■ About this exercise: No images, please. Copy each entry below exactly as it reads.

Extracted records
· · ·

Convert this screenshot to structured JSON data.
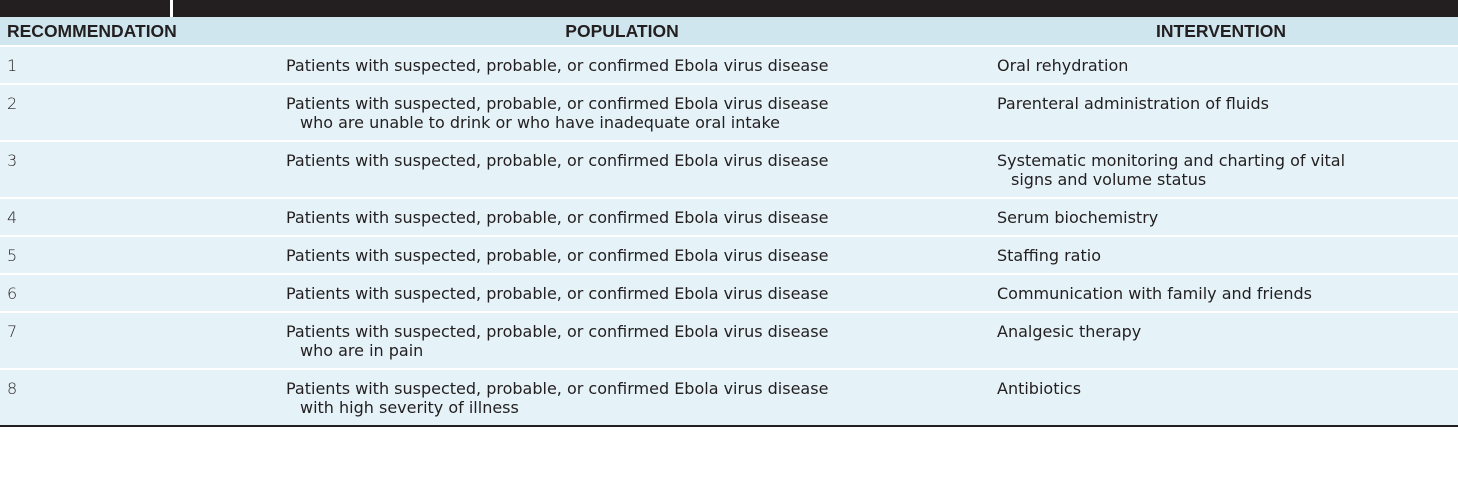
{
  "headers": {
    "recommendation": "RECOMMENDATION",
    "population": "POPULATION",
    "intervention": "INTERVENTION"
  },
  "rows": [
    {
      "num": "1",
      "population": [
        "Patients with suspected, probable, or confirmed Ebola virus disease"
      ],
      "intervention": [
        "Oral rehydration"
      ]
    },
    {
      "num": "2",
      "population": [
        "Patients with suspected, probable, or confirmed Ebola virus disease",
        "who are unable to drink or who have inadequate oral intake"
      ],
      "intervention": [
        "Parenteral administration of fluids"
      ]
    },
    {
      "num": "3",
      "population": [
        "Patients with suspected, probable, or confirmed Ebola virus disease"
      ],
      "intervention": [
        "Systematic monitoring and charting of vital",
        "signs and volume status"
      ]
    },
    {
      "num": "4",
      "population": [
        "Patients with suspected, probable, or confirmed Ebola virus disease"
      ],
      "intervention": [
        "Serum biochemistry"
      ]
    },
    {
      "num": "5",
      "population": [
        "Patients with suspected, probable, or confirmed Ebola virus disease"
      ],
      "intervention": [
        "Staffing ratio"
      ]
    },
    {
      "num": "6",
      "population": [
        "Patients with suspected, probable, or confirmed Ebola virus disease"
      ],
      "intervention": [
        "Communication with family and friends"
      ]
    },
    {
      "num": "7",
      "population": [
        "Patients with suspected, probable, or confirmed Ebola virus disease",
        "who are in pain"
      ],
      "intervention": [
        "Analgesic therapy"
      ]
    },
    {
      "num": "8",
      "population": [
        "Patients with suspected, probable, or confirmed Ebola virus disease",
        "with high severity of illness"
      ],
      "intervention": [
        "Antibiotics"
      ]
    }
  ],
  "colors": {
    "header_bg": "#cfe6ef",
    "row_bg": "#e5f2f8",
    "top_bar": "#231f20",
    "text": "#231f20"
  }
}
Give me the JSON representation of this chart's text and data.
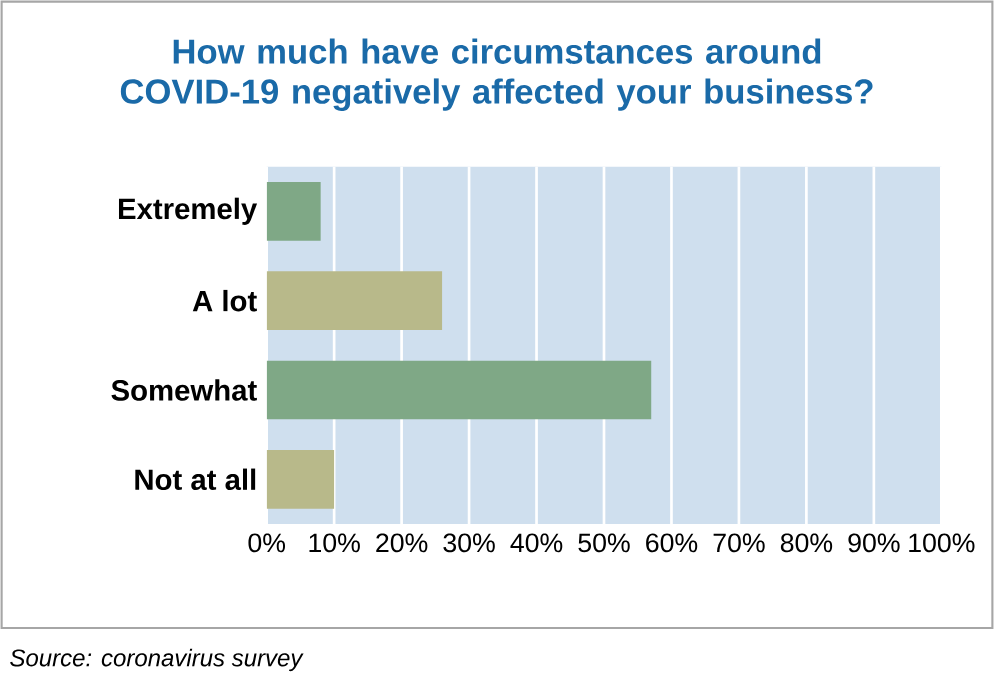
{
  "chart_data": {
    "type": "bar",
    "orientation": "horizontal",
    "title": "How much have circumstances around COVID-19 negatively affected your business?",
    "categories": [
      "Extremely",
      "A lot",
      "Somewhat",
      "Not at all"
    ],
    "values": [
      8,
      26,
      57,
      10
    ],
    "colors": [
      "#7fa886",
      "#b8b98a",
      "#7fa886",
      "#b8b98a"
    ],
    "xlim": [
      0,
      100
    ],
    "xticks": [
      {
        "value": 0,
        "label": "0%"
      },
      {
        "value": 10,
        "label": "10%"
      },
      {
        "value": 20,
        "label": "20%"
      },
      {
        "value": 30,
        "label": "30%"
      },
      {
        "value": 40,
        "label": "40%"
      },
      {
        "value": 50,
        "label": "50%"
      },
      {
        "value": 60,
        "label": "60%"
      },
      {
        "value": 70,
        "label": "70%"
      },
      {
        "value": 80,
        "label": "80%"
      },
      {
        "value": 90,
        "label": "90%"
      },
      {
        "value": 100,
        "label": "100%"
      }
    ],
    "grid": "x",
    "annotations": [
      "Source: coronavirus survey"
    ]
  }
}
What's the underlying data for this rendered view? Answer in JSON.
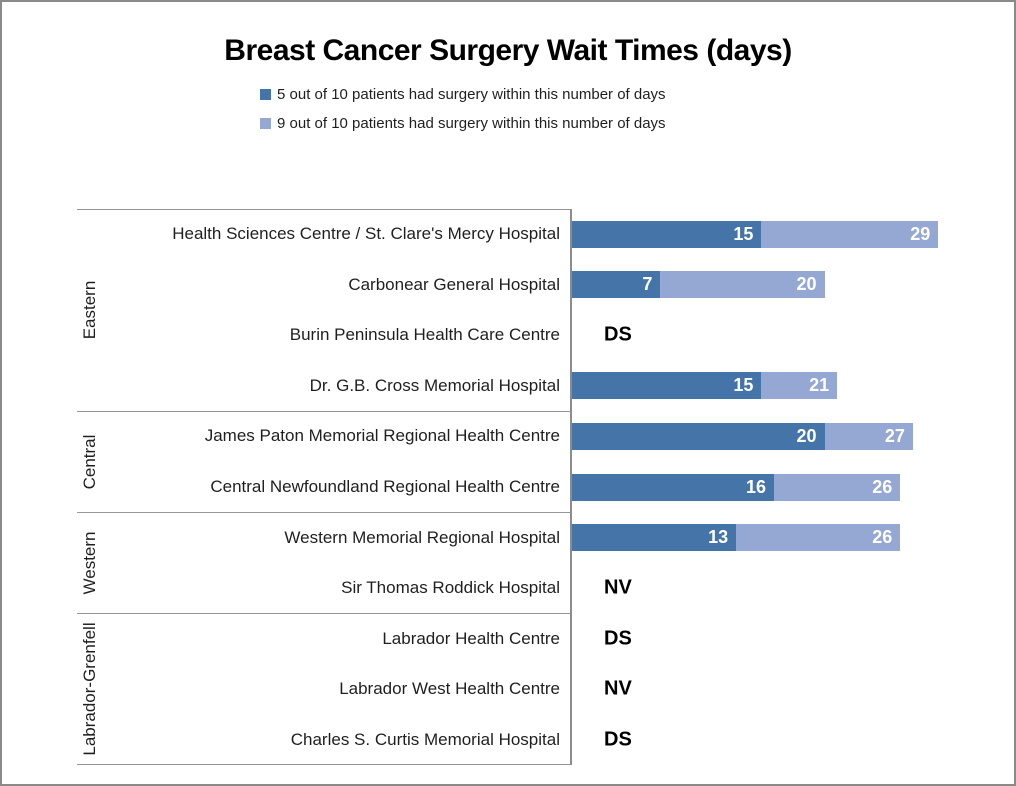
{
  "title": "Breast Cancer Surgery Wait Times (days)",
  "legend": [
    {
      "label": "5 out of 10 patients had surgery within this number of days",
      "color": "#4574a9"
    },
    {
      "label": "9 out of 10 patients had surgery within this number of days",
      "color": "#95a8d3"
    }
  ],
  "chart_data": {
    "type": "bar",
    "orientation": "horizontal",
    "stacked": true,
    "title": "Breast Cancer Surgery Wait Times (days)",
    "xlim": [
      0,
      35
    ],
    "axis_visible": false,
    "grid": false,
    "legend_position": "top",
    "series_colors": {
      "p50": "#4574a9",
      "p90": "#95a8d3"
    },
    "series_names": {
      "p50": "5 out of 10 patients had surgery within this number of days",
      "p90": "9 out of 10 patients had surgery within this number of days"
    },
    "groups": [
      {
        "region": "Eastern",
        "rows": [
          {
            "hospital": "Health Sciences Centre / St. Clare's Mercy Hospital",
            "p50": 15,
            "p90": 29
          },
          {
            "hospital": "Carbonear General Hospital",
            "p50": 7,
            "p90": 20
          },
          {
            "hospital": "Burin Peninsula Health Care Centre",
            "note": "DS"
          },
          {
            "hospital": "Dr. G.B. Cross Memorial Hospital",
            "p50": 15,
            "p90": 21
          }
        ]
      },
      {
        "region": "Central",
        "rows": [
          {
            "hospital": "James Paton Memorial Regional Health Centre",
            "p50": 20,
            "p90": 27
          },
          {
            "hospital": "Central Newfoundland Regional Health Centre",
            "p50": 16,
            "p90": 26
          }
        ]
      },
      {
        "region": "Western",
        "rows": [
          {
            "hospital": "Western Memorial Regional Hospital",
            "p50": 13,
            "p90": 26
          },
          {
            "hospital": "Sir Thomas Roddick Hospital",
            "note": "NV"
          }
        ]
      },
      {
        "region": "Labrador-Grenfell",
        "rows": [
          {
            "hospital": "Labrador Health Centre",
            "note": "DS"
          },
          {
            "hospital": "Labrador West Health Centre",
            "note": "NV"
          },
          {
            "hospital": "Charles S. Curtis Memorial Hospital",
            "note": "DS"
          }
        ]
      }
    ]
  }
}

· · ·

■ Finished exercise:
Convert this screenshot to structured JSON data.
{
  "headers": {
    "recommendation": "RECOMMENDATION",
    "population": "POPULATION",
    "intervention": "INTERVENTION"
  },
  "rows": [
    {
      "num": "1",
      "population": [
        "Patients with suspected, probable, or confirmed Ebola virus disease"
      ],
      "intervention": [
        "Oral rehydration"
      ]
    },
    {
      "num": "2",
      "population": [
        "Patients with suspected, probable, or confirmed Ebola virus disease",
        "who are unable to drink or who have inadequate oral intake"
      ],
      "intervention": [
        "Parenteral administration of fluids"
      ]
    },
    {
      "num": "3",
      "population": [
        "Patients with suspected, probable, or confirmed Ebola virus disease"
      ],
      "intervention": [
        "Systematic monitoring and charting of vital",
        "signs and volume status"
      ]
    },
    {
      "num": "4",
      "population": [
        "Patients with suspected, probable, or confirmed Ebola virus disease"
      ],
      "intervention": [
        "Serum biochemistry"
      ]
    },
    {
      "num": "5",
      "population": [
        "Patients with suspected, probable, or confirmed Ebola virus disease"
      ],
      "intervention": [
        "Staffing ratio"
      ]
    },
    {
      "num": "6",
      "population": [
        "Patients with suspected, probable, or confirmed Ebola virus disease"
      ],
      "intervention": [
        "Communication with family and friends"
      ]
    },
    {
      "num": "7",
      "population": [
        "Patients with suspected, probable, or confirmed Ebola virus disease",
        "who are in pain"
      ],
      "intervention": [
        "Analgesic therapy"
      ]
    },
    {
      "num": "8",
      "population": [
        "Patients with suspected, probable, or confirmed Ebola virus disease",
        "with high severity of illness"
      ],
      "intervention": [
        "Antibiotics"
      ]
    }
  ],
  "colors": {
    "header_bg": "#cfe6ef",
    "row_bg": "#e5f2f8",
    "top_bar": "#231f20",
    "text": "#231f20"
  }
}
Give me the JSON representation of this chart's text and data.
{
  "chart_data": {
    "type": "bar",
    "orientation": "horizontal",
    "title": "How much have circumstances around COVID-19 negatively affected your business?",
    "categories": [
      "Extremely",
      "A lot",
      "Somewhat",
      "Not at all"
    ],
    "values": [
      8,
      26,
      57,
      10
    ],
    "colors": [
      "#7fa886",
      "#b8b98a",
      "#7fa886",
      "#b8b98a"
    ],
    "xlim": [
      0,
      100
    ],
    "xticks": [
      {
        "value": 0,
        "label": "0%"
      },
      {
        "value": 10,
        "label": "10%"
      },
      {
        "value": 20,
        "label": "20%"
      },
      {
        "value": 30,
        "label": "30%"
      },
      {
        "value": 40,
        "label": "40%"
      },
      {
        "value": 50,
        "label": "50%"
      },
      {
        "value": 60,
        "label": "60%"
      },
      {
        "value": 70,
        "label": "70%"
      },
      {
        "value": 80,
        "label": "80%"
      },
      {
        "value": 90,
        "label": "90%"
      },
      {
        "value": 100,
        "label": "100%"
      }
    ],
    "grid": "x",
    "annotations": [
      "Source: coronavirus survey"
    ]
  }
}
What's the underlying data for this rendered view? Answer in JSON.
{
  "title": "Breast Cancer Surgery Wait Times (days)",
  "legend": [
    {
      "label": "5 out of 10 patients had surgery within this number of days",
      "color": "#4574a9"
    },
    {
      "label": "9 out of 10 patients had surgery within this number of days",
      "color": "#95a8d3"
    }
  ],
  "chart_data": {
    "type": "bar",
    "orientation": "horizontal",
    "stacked": true,
    "title": "Breast Cancer Surgery Wait Times (days)",
    "xlim": [
      0,
      35
    ],
    "axis_visible": false,
    "grid": false,
    "legend_position": "top",
    "series_colors": {
      "p50": "#4574a9",
      "p90": "#95a8d3"
    },
    "series_names": {
      "p50": "5 out of 10 patients had surgery within this number of days",
      "p90": "9 out of 10 patients had surgery within this number of days"
    },
    "groups": [
      {
        "region": "Eastern",
        "rows": [
          {
            "hospital": "Health Sciences Centre / St. Clare's Mercy Hospital",
            "p50": 15,
            "p90": 29
          },
          {
            "hospital": "Carbonear General Hospital",
            "p50": 7,
            "p90": 20
          },
          {
            "hospital": "Burin Peninsula Health Care Centre",
            "note": "DS"
          },
          {
            "hospital": "Dr. G.B. Cross Memorial Hospital",
            "p50": 15,
            "p90": 21
          }
        ]
      },
      {
        "region": "Central",
        "rows": [
          {
            "hospital": "James Paton Memorial Regional Health Centre",
            "p50": 20,
            "p90": 27
          },
          {
            "hospital": "Central Newfoundland Regional Health Centre",
            "p50": 16,
            "p90": 26
          }
        ]
      },
      {
        "region": "Western",
        "rows": [
          {
            "hospital": "Western Memorial Regional Hospital",
            "p50": 13,
            "p90": 26
          },
          {
            "hospital": "Sir Thomas Roddick Hospital",
            "note": "NV"
          }
        ]
      },
      {
        "region": "Labrador-Grenfell",
        "rows": [
          {
            "hospital": "Labrador Health Centre",
            "note": "DS"
          },
          {
            "hospital": "Labrador West Health Centre",
            "note": "NV"
          },
          {
            "hospital": "Charles S. Curtis Memorial Hospital",
            "note": "DS"
          }
        ]
      }
    ]
  }
}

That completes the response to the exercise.